--- start ---
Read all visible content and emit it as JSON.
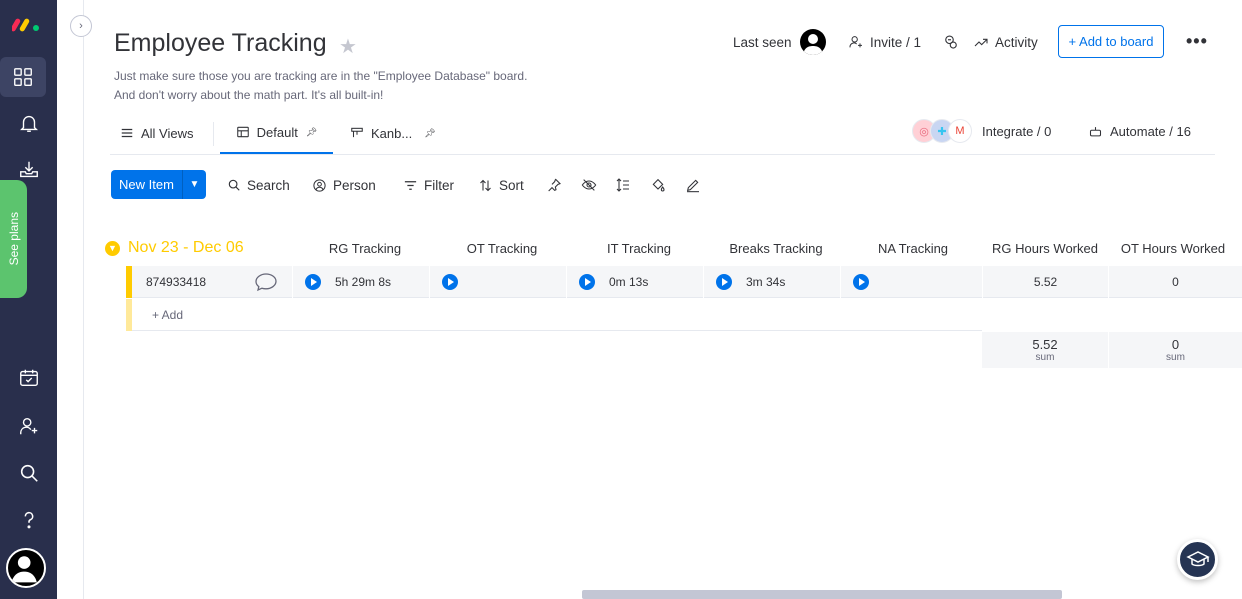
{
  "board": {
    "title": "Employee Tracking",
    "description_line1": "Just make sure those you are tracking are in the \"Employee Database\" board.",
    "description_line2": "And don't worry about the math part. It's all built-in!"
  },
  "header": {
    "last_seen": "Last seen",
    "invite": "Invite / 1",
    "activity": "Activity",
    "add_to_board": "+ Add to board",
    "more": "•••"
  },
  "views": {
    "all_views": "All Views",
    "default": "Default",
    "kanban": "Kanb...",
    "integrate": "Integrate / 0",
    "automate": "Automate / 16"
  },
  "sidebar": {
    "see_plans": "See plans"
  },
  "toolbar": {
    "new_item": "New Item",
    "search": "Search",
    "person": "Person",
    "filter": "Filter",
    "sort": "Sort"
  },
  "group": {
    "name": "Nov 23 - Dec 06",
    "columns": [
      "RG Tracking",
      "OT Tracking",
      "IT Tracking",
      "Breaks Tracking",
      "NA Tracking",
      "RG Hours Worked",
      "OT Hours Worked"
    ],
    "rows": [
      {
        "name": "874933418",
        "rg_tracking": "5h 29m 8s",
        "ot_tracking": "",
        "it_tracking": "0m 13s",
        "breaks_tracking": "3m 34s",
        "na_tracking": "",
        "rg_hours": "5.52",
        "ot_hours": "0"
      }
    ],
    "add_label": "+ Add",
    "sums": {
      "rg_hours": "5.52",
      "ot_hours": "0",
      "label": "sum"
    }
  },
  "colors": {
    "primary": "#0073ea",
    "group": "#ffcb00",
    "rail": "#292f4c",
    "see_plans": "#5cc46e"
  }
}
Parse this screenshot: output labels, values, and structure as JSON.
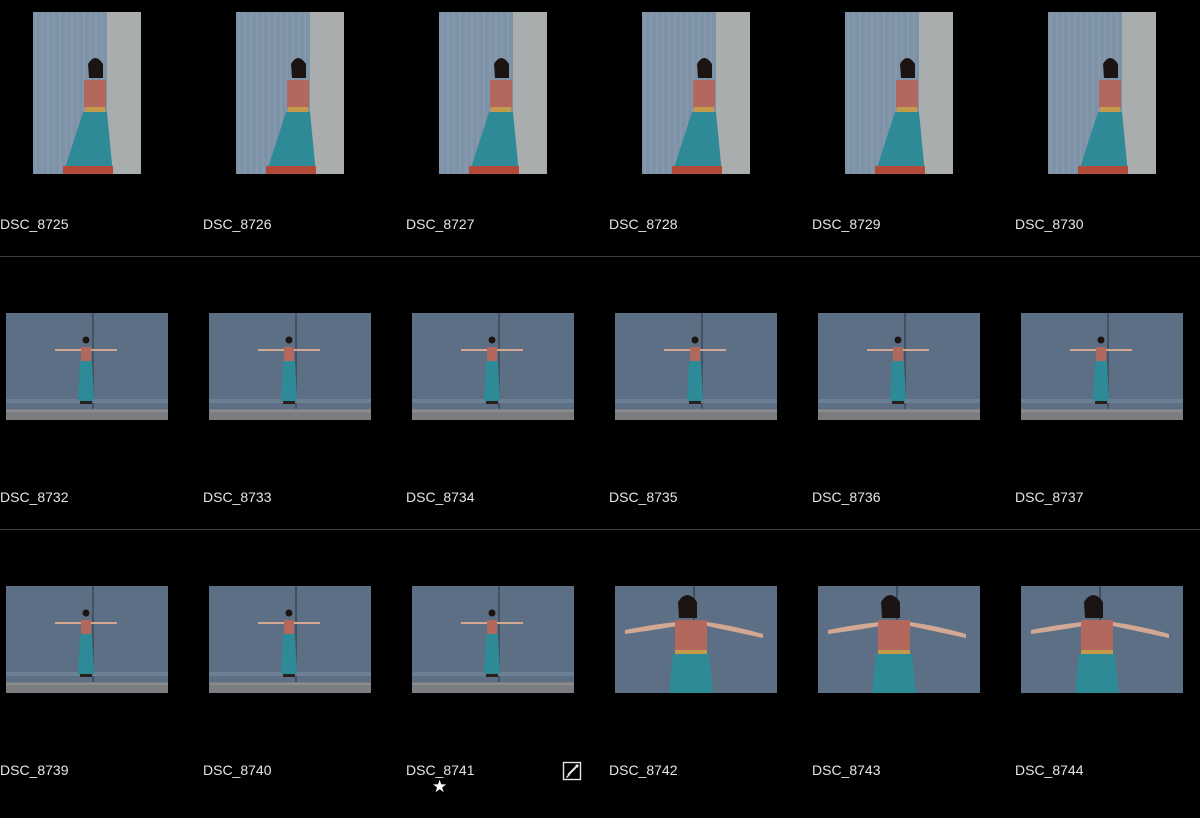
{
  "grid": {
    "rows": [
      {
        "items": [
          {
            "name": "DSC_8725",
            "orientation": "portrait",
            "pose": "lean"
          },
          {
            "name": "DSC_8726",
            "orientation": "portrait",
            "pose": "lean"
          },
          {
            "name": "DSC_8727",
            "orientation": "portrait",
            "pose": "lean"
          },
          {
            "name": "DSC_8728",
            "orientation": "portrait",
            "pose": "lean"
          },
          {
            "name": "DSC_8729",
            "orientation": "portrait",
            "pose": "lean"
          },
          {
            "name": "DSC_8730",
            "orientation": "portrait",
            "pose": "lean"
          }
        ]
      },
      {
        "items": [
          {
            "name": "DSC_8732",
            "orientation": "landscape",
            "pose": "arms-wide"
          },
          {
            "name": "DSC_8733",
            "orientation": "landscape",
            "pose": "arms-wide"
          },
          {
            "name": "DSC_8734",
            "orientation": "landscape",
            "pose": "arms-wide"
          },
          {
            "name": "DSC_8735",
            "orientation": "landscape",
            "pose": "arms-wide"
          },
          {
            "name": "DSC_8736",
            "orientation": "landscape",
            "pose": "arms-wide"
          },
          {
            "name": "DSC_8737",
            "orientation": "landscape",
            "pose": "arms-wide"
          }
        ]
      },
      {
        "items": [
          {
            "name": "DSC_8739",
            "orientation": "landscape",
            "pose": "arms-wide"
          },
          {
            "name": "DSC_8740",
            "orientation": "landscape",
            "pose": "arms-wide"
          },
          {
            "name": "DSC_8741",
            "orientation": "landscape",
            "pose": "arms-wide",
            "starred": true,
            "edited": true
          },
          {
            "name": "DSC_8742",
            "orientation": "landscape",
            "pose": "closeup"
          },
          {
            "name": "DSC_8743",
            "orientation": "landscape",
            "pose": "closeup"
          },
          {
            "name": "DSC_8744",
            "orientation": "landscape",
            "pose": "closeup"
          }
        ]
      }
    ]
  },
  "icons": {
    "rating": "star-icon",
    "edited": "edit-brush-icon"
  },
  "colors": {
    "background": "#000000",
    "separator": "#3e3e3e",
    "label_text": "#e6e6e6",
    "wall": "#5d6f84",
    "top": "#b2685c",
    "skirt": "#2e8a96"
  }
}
--- end ---
Leave out the pictures and transcribe everything else exactly.

# WRITTEN ANSWER:
Read all visible content and emit it as JSON.
{
  "board": {
    "title": "Employee Tracking",
    "description_line1": "Just make sure those you are tracking are in the \"Employee Database\" board.",
    "description_line2": "And don't worry about the math part. It's all built-in!"
  },
  "header": {
    "last_seen": "Last seen",
    "invite": "Invite / 1",
    "activity": "Activity",
    "add_to_board": "+ Add to board",
    "more": "•••"
  },
  "views": {
    "all_views": "All Views",
    "default": "Default",
    "kanban": "Kanb...",
    "integrate": "Integrate / 0",
    "automate": "Automate / 16"
  },
  "sidebar": {
    "see_plans": "See plans"
  },
  "toolbar": {
    "new_item": "New Item",
    "search": "Search",
    "person": "Person",
    "filter": "Filter",
    "sort": "Sort"
  },
  "group": {
    "name": "Nov 23 - Dec 06",
    "columns": [
      "RG Tracking",
      "OT Tracking",
      "IT Tracking",
      "Breaks Tracking",
      "NA Tracking",
      "RG Hours Worked",
      "OT Hours Worked"
    ],
    "rows": [
      {
        "name": "874933418",
        "rg_tracking": "5h 29m 8s",
        "ot_tracking": "",
        "it_tracking": "0m 13s",
        "breaks_tracking": "3m 34s",
        "na_tracking": "",
        "rg_hours": "5.52",
        "ot_hours": "0"
      }
    ],
    "add_label": "+ Add",
    "sums": {
      "rg_hours": "5.52",
      "ot_hours": "0",
      "label": "sum"
    }
  },
  "colors": {
    "primary": "#0073ea",
    "group": "#ffcb00",
    "rail": "#292f4c",
    "see_plans": "#5cc46e"
  }
}
Parse this screenshot: output labels, values, and structure as JSON.
{
  "grid": {
    "rows": [
      {
        "items": [
          {
            "name": "DSC_8725",
            "orientation": "portrait",
            "pose": "lean"
          },
          {
            "name": "DSC_8726",
            "orientation": "portrait",
            "pose": "lean"
          },
          {
            "name": "DSC_8727",
            "orientation": "portrait",
            "pose": "lean"
          },
          {
            "name": "DSC_8728",
            "orientation": "portrait",
            "pose": "lean"
          },
          {
            "name": "DSC_8729",
            "orientation": "portrait",
            "pose": "lean"
          },
          {
            "name": "DSC_8730",
            "orientation": "portrait",
            "pose": "lean"
          }
        ]
      },
      {
        "items": [
          {
            "name": "DSC_8732",
            "orientation": "landscape",
            "pose": "arms-wide"
          },
          {
            "name": "DSC_8733",
            "orientation": "landscape",
            "pose": "arms-wide"
          },
          {
            "name": "DSC_8734",
            "orientation": "landscape",
            "pose": "arms-wide"
          },
          {
            "name": "DSC_8735",
            "orientation": "landscape",
            "pose": "arms-wide"
          },
          {
            "name": "DSC_8736",
            "orientation": "landscape",
            "pose": "arms-wide"
          },
          {
            "name": "DSC_8737",
            "orientation": "landscape",
            "pose": "arms-wide"
          }
        ]
      },
      {
        "items": [
          {
            "name": "DSC_8739",
            "orientation": "landscape",
            "pose": "arms-wide"
          },
          {
            "name": "DSC_8740",
            "orientation": "landscape",
            "pose": "arms-wide"
          },
          {
            "name": "DSC_8741",
            "orientation": "landscape",
            "pose": "arms-wide",
            "starred": true,
            "edited": true
          },
          {
            "name": "DSC_8742",
            "orientation": "landscape",
            "pose": "closeup"
          },
          {
            "name": "DSC_8743",
            "orientation": "landscape",
            "pose": "closeup"
          },
          {
            "name": "DSC_8744",
            "orientation": "landscape",
            "pose": "closeup"
          }
        ]
      }
    ]
  },
  "icons": {
    "rating": "star-icon",
    "edited": "edit-brush-icon"
  },
  "colors": {
    "background": "#000000",
    "separator": "#3e3e3e",
    "label_text": "#e6e6e6",
    "wall": "#5d6f84",
    "top": "#b2685c",
    "skirt": "#2e8a96"
  }
}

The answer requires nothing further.